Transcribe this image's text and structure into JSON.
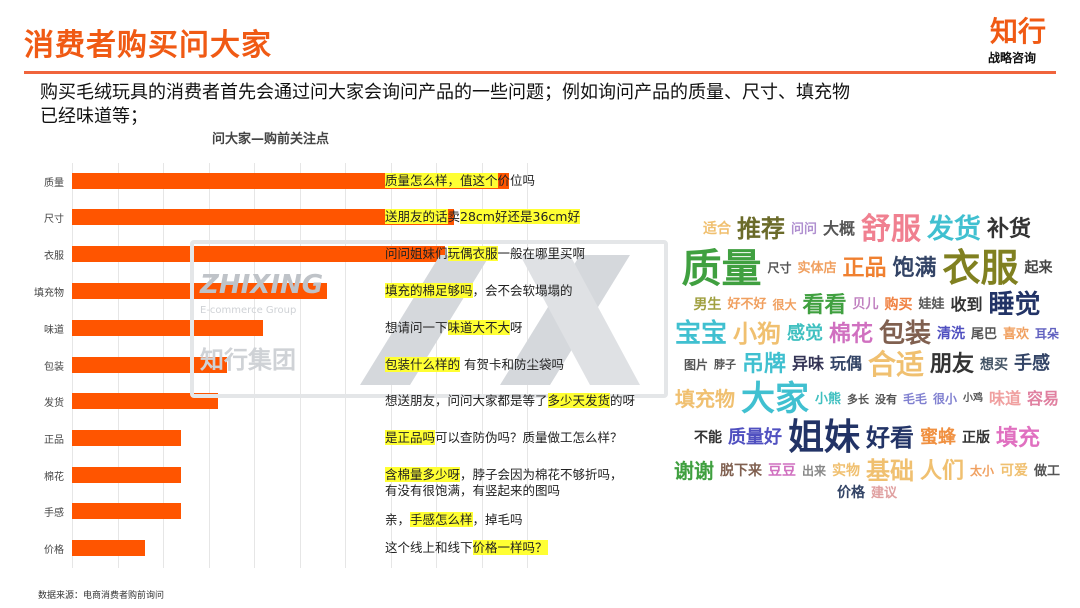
{
  "header": {
    "title": "消费者购买问大家",
    "logo_main": "知行",
    "logo_sub": "战略咨询"
  },
  "summary": {
    "line1": "购买毛绒玩具的消费者首先会通过问大家会询问产品的一些问题；例如询问产品的质量、尺寸、填充物",
    "line2": "已经味道等；"
  },
  "chart_data": {
    "type": "bar",
    "orientation": "horizontal",
    "title": "问大家—购前关注点",
    "categories": [
      "质量",
      "尺寸",
      "衣服",
      "填充物",
      "味道",
      "包装",
      "发货",
      "正品",
      "棉花",
      "手感",
      "价格"
    ],
    "values": [
      9.6,
      8.4,
      8.2,
      5.6,
      4.2,
      3.4,
      3.2,
      2.4,
      2.4,
      2.4,
      1.6
    ],
    "xlim": [
      0,
      10
    ],
    "grid": true,
    "bar_color": "#ff5500"
  },
  "annotations": [
    [
      {
        "t": "质量怎么样，值这个",
        "h": true
      },
      {
        "t": "价位吗",
        "h": false
      }
    ],
    [
      {
        "t": "送朋友的话",
        "h": true
      },
      {
        "t": "卖",
        "h": false
      },
      {
        "t": "28cm好还是36cm好",
        "h": true
      }
    ],
    [
      {
        "t": "问问姐妹们",
        "h": false
      },
      {
        "t": "玩偶衣服",
        "h": true
      },
      {
        "t": "一般在哪里买啊",
        "h": false
      }
    ],
    [
      {
        "t": "填充的棉足够吗",
        "h": true
      },
      {
        "t": "，会不会软塌塌的",
        "h": false
      }
    ],
    [
      {
        "t": "想请问一下",
        "h": false
      },
      {
        "t": "味道大不大",
        "h": true
      },
      {
        "t": "呀",
        "h": false
      }
    ],
    [
      {
        "t": "包装什么样的",
        "h": true
      },
      {
        "t": " 有贺卡和防尘袋吗",
        "h": false
      }
    ],
    [
      {
        "t": "想送朋友，问问大家都是等了",
        "h": false
      },
      {
        "t": "多少天发货",
        "h": true
      },
      {
        "t": "的呀",
        "h": false
      }
    ],
    [
      {
        "t": "是正品吗",
        "h": true
      },
      {
        "t": "可以查防伪吗？质量做工怎么样？",
        "h": false
      }
    ],
    [
      {
        "t": "含棉量多少呀",
        "h": true
      },
      {
        "t": "，脖子会因为棉花不够折吗，",
        "h": false
      }
    ],
    [
      {
        "t": "有没有很饱满，有竖起来的图吗",
        "h": false
      }
    ],
    [
      {
        "t": "亲，",
        "h": false
      },
      {
        "t": "手感怎么样",
        "h": true
      },
      {
        "t": "，掉毛吗",
        "h": false
      }
    ],
    [
      {
        "t": "这个线上和线下",
        "h": false
      },
      {
        "t": "价格一样吗？",
        "h": true
      }
    ]
  ],
  "source": "数据来源：电商消费者购前询问",
  "watermark": {
    "brand": "ZHIXING",
    "group": "E-commerce Group",
    "cn": "知行集团"
  },
  "highlight_color": "#ffff33",
  "accent_color": "#f05a14",
  "wordcloud": {
    "words": [
      {
        "text": "适合",
        "color": "#f0c070"
      },
      {
        "text": "推荐",
        "color": "#6b6b2a"
      },
      {
        "text": "问问",
        "color": "#b090d0"
      },
      {
        "text": "大概",
        "color": "#555555"
      },
      {
        "text": "舒服",
        "color": "#f08090"
      },
      {
        "text": "发货",
        "color": "#40c0d0"
      },
      {
        "text": "补货",
        "color": "#333333"
      },
      {
        "text": "质量",
        "color": "#40a040"
      },
      {
        "text": "尺寸",
        "color": "#555555"
      },
      {
        "text": "实体店",
        "color": "#f0a060"
      },
      {
        "text": "正品",
        "color": "#f08030"
      },
      {
        "text": "饱满",
        "color": "#334466"
      },
      {
        "text": "衣服",
        "color": "#808020"
      },
      {
        "text": "起来",
        "color": "#444444"
      },
      {
        "text": "男生",
        "color": "#a0a040"
      },
      {
        "text": "好不好",
        "color": "#f0a060"
      },
      {
        "text": "很大",
        "color": "#f0a060"
      },
      {
        "text": "看看",
        "color": "#40a040"
      },
      {
        "text": "贝儿",
        "color": "#c080c0"
      },
      {
        "text": "购买",
        "color": "#f08040"
      },
      {
        "text": "娃娃",
        "color": "#555555"
      },
      {
        "text": "收到",
        "color": "#333333"
      },
      {
        "text": "睡觉",
        "color": "#223366"
      },
      {
        "text": "宝宝",
        "color": "#40c0d0"
      },
      {
        "text": "小狗",
        "color": "#f0c070"
      },
      {
        "text": "感觉",
        "color": "#40c0c0"
      },
      {
        "text": "棉花",
        "color": "#d070c0"
      },
      {
        "text": "包装",
        "color": "#806050"
      },
      {
        "text": "清洗",
        "color": "#5050c0"
      },
      {
        "text": "尾巴",
        "color": "#555555"
      },
      {
        "text": "喜欢",
        "color": "#f0a060"
      },
      {
        "text": "耳朵",
        "color": "#6060c0"
      },
      {
        "text": "图片",
        "color": "#555555"
      },
      {
        "text": "脖子",
        "color": "#555555"
      },
      {
        "text": "吊牌",
        "color": "#40c0d0"
      },
      {
        "text": "异味",
        "color": "#333355"
      },
      {
        "text": "玩偶",
        "color": "#334466"
      },
      {
        "text": "合适",
        "color": "#f0c070"
      },
      {
        "text": "朋友",
        "color": "#333333"
      },
      {
        "text": "想买",
        "color": "#445566"
      },
      {
        "text": "手感",
        "color": "#334466"
      },
      {
        "text": "填充物",
        "color": "#f0c070"
      },
      {
        "text": "大家",
        "color": "#40c0d0"
      },
      {
        "text": "小熊",
        "color": "#40c0c0"
      },
      {
        "text": "多长",
        "color": "#555555"
      },
      {
        "text": "没有",
        "color": "#555555"
      },
      {
        "text": "毛毛",
        "color": "#8080d0"
      },
      {
        "text": "很小",
        "color": "#8080d0"
      },
      {
        "text": "小鸡",
        "color": "#555555"
      },
      {
        "text": "味道",
        "color": "#f0a0a0"
      },
      {
        "text": "容易",
        "color": "#e080a0"
      },
      {
        "text": "不能",
        "color": "#333333"
      },
      {
        "text": "质量好",
        "color": "#5050c0"
      },
      {
        "text": "姐妹",
        "color": "#223366"
      },
      {
        "text": "好看",
        "color": "#223366"
      },
      {
        "text": "蜜蜂",
        "color": "#f09040"
      },
      {
        "text": "正版",
        "color": "#333333"
      },
      {
        "text": "填充",
        "color": "#e070c0"
      },
      {
        "text": "谢谢",
        "color": "#40a040"
      },
      {
        "text": "脱下来",
        "color": "#806050"
      },
      {
        "text": "豆豆",
        "color": "#d070c0"
      },
      {
        "text": "出来",
        "color": "#888888"
      },
      {
        "text": "实物",
        "color": "#f0c070"
      },
      {
        "text": "基础",
        "color": "#f0c070"
      },
      {
        "text": "人们",
        "color": "#f0c070"
      },
      {
        "text": "太小",
        "color": "#f0a060"
      },
      {
        "text": "可爱",
        "color": "#f0c070"
      },
      {
        "text": "做工",
        "color": "#555555"
      },
      {
        "text": "价格",
        "color": "#334466"
      },
      {
        "text": "建议",
        "color": "#e0a0a0"
      }
    ]
  }
}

· · · ·

Omit every picture while copying the listing above exactly.

Transcribe this image's text and structure into JSON.
{
  "header": {
    "title": "消费者购买问大家",
    "logo_main": "知行",
    "logo_sub": "战略咨询"
  },
  "summary": {
    "line1": "购买毛绒玩具的消费者首先会通过问大家会询问产品的一些问题；例如询问产品的质量、尺寸、填充物",
    "line2": "已经味道等；"
  },
  "chart_data": {
    "type": "bar",
    "orientation": "horizontal",
    "title": "问大家—购前关注点",
    "categories": [
      "质量",
      "尺寸",
      "衣服",
      "填充物",
      "味道",
      "包装",
      "发货",
      "正品",
      "棉花",
      "手感",
      "价格"
    ],
    "values": [
      9.6,
      8.4,
      8.2,
      5.6,
      4.2,
      3.4,
      3.2,
      2.4,
      2.4,
      2.4,
      1.6
    ],
    "xlim": [
      0,
      10
    ],
    "grid": true,
    "bar_color": "#ff5500"
  },
  "annotations": [
    [
      {
        "t": "质量怎么样，值这个",
        "h": true
      },
      {
        "t": "价位吗",
        "h": false
      }
    ],
    [
      {
        "t": "送朋友的话",
        "h": true
      },
      {
        "t": "卖",
        "h": false
      },
      {
        "t": "28cm好还是36cm好",
        "h": true
      }
    ],
    [
      {
        "t": "问问姐妹们",
        "h": false
      },
      {
        "t": "玩偶衣服",
        "h": true
      },
      {
        "t": "一般在哪里买啊",
        "h": false
      }
    ],
    [
      {
        "t": "填充的棉足够吗",
        "h": true
      },
      {
        "t": "，会不会软塌塌的",
        "h": false
      }
    ],
    [
      {
        "t": "想请问一下",
        "h": false
      },
      {
        "t": "味道大不大",
        "h": true
      },
      {
        "t": "呀",
        "h": false
      }
    ],
    [
      {
        "t": "包装什么样的",
        "h": true
      },
      {
        "t": " 有贺卡和防尘袋吗",
        "h": false
      }
    ],
    [
      {
        "t": "想送朋友，问问大家都是等了",
        "h": false
      },
      {
        "t": "多少天发货",
        "h": true
      },
      {
        "t": "的呀",
        "h": false
      }
    ],
    [
      {
        "t": "是正品吗",
        "h": true
      },
      {
        "t": "可以查防伪吗？质量做工怎么样？",
        "h": false
      }
    ],
    [
      {
        "t": "含棉量多少呀",
        "h": true
      },
      {
        "t": "，脖子会因为棉花不够折吗，",
        "h": false
      }
    ],
    [
      {
        "t": "有没有很饱满，有竖起来的图吗",
        "h": false
      }
    ],
    [
      {
        "t": "亲，",
        "h": false
      },
      {
        "t": "手感怎么样",
        "h": true
      },
      {
        "t": "，掉毛吗",
        "h": false
      }
    ],
    [
      {
        "t": "这个线上和线下",
        "h": false
      },
      {
        "t": "价格一样吗？",
        "h": true
      }
    ]
  ],
  "source": "数据来源：电商消费者购前询问",
  "watermark": {
    "brand": "ZHIXING",
    "group": "E-commerce Group",
    "cn": "知行集团"
  },
  "highlight_color": "#ffff33",
  "accent_color": "#f05a14",
  "wordcloud": {
    "words": [
      {
        "text": "适合",
        "color": "#f0c070"
      },
      {
        "text": "推荐",
        "color": "#6b6b2a"
      },
      {
        "text": "问问",
        "color": "#b090d0"
      },
      {
        "text": "大概",
        "color": "#555555"
      },
      {
        "text": "舒服",
        "color": "#f08090"
      },
      {
        "text": "发货",
        "color": "#40c0d0"
      },
      {
        "text": "补货",
        "color": "#333333"
      },
      {
        "text": "质量",
        "color": "#40a040"
      },
      {
        "text": "尺寸",
        "color": "#555555"
      },
      {
        "text": "实体店",
        "color": "#f0a060"
      },
      {
        "text": "正品",
        "color": "#f08030"
      },
      {
        "text": "饱满",
        "color": "#334466"
      },
      {
        "text": "衣服",
        "color": "#808020"
      },
      {
        "text": "起来",
        "color": "#444444"
      },
      {
        "text": "男生",
        "color": "#a0a040"
      },
      {
        "text": "好不好",
        "color": "#f0a060"
      },
      {
        "text": "很大",
        "color": "#f0a060"
      },
      {
        "text": "看看",
        "color": "#40a040"
      },
      {
        "text": "贝儿",
        "color": "#c080c0"
      },
      {
        "text": "购买",
        "color": "#f08040"
      },
      {
        "text": "娃娃",
        "color": "#555555"
      },
      {
        "text": "收到",
        "color": "#333333"
      },
      {
        "text": "睡觉",
        "color": "#223366"
      },
      {
        "text": "宝宝",
        "color": "#40c0d0"
      },
      {
        "text": "小狗",
        "color": "#f0c070"
      },
      {
        "text": "感觉",
        "color": "#40c0c0"
      },
      {
        "text": "棉花",
        "color": "#d070c0"
      },
      {
        "text": "包装",
        "color": "#806050"
      },
      {
        "text": "清洗",
        "color": "#5050c0"
      },
      {
        "text": "尾巴",
        "color": "#555555"
      },
      {
        "text": "喜欢",
        "color": "#f0a060"
      },
      {
        "text": "耳朵",
        "color": "#6060c0"
      },
      {
        "text": "图片",
        "color": "#555555"
      },
      {
        "text": "脖子",
        "color": "#555555"
      },
      {
        "text": "吊牌",
        "color": "#40c0d0"
      },
      {
        "text": "异味",
        "color": "#333355"
      },
      {
        "text": "玩偶",
        "color": "#334466"
      },
      {
        "text": "合适",
        "color": "#f0c070"
      },
      {
        "text": "朋友",
        "color": "#333333"
      },
      {
        "text": "想买",
        "color": "#445566"
      },
      {
        "text": "手感",
        "color": "#334466"
      },
      {
        "text": "填充物",
        "color": "#f0c070"
      },
      {
        "text": "大家",
        "color": "#40c0d0"
      },
      {
        "text": "小熊",
        "color": "#40c0c0"
      },
      {
        "text": "多长",
        "color": "#555555"
      },
      {
        "text": "没有",
        "color": "#555555"
      },
      {
        "text": "毛毛",
        "color": "#8080d0"
      },
      {
        "text": "很小",
        "color": "#8080d0"
      },
      {
        "text": "小鸡",
        "color": "#555555"
      },
      {
        "text": "味道",
        "color": "#f0a0a0"
      },
      {
        "text": "容易",
        "color": "#e080a0"
      },
      {
        "text": "不能",
        "color": "#333333"
      },
      {
        "text": "质量好",
        "color": "#5050c0"
      },
      {
        "text": "姐妹",
        "color": "#223366"
      },
      {
        "text": "好看",
        "color": "#223366"
      },
      {
        "text": "蜜蜂",
        "color": "#f09040"
      },
      {
        "text": "正版",
        "color": "#333333"
      },
      {
        "text": "填充",
        "color": "#e070c0"
      },
      {
        "text": "谢谢",
        "color": "#40a040"
      },
      {
        "text": "脱下来",
        "color": "#806050"
      },
      {
        "text": "豆豆",
        "color": "#d070c0"
      },
      {
        "text": "出来",
        "color": "#888888"
      },
      {
        "text": "实物",
        "color": "#f0c070"
      },
      {
        "text": "基础",
        "color": "#f0c070"
      },
      {
        "text": "人们",
        "color": "#f0c070"
      },
      {
        "text": "太小",
        "color": "#f0a060"
      },
      {
        "text": "可爱",
        "color": "#f0c070"
      },
      {
        "text": "做工",
        "color": "#555555"
      },
      {
        "text": "价格",
        "color": "#334466"
      },
      {
        "text": "建议",
        "color": "#e0a0a0"
      }
    ]
  }
}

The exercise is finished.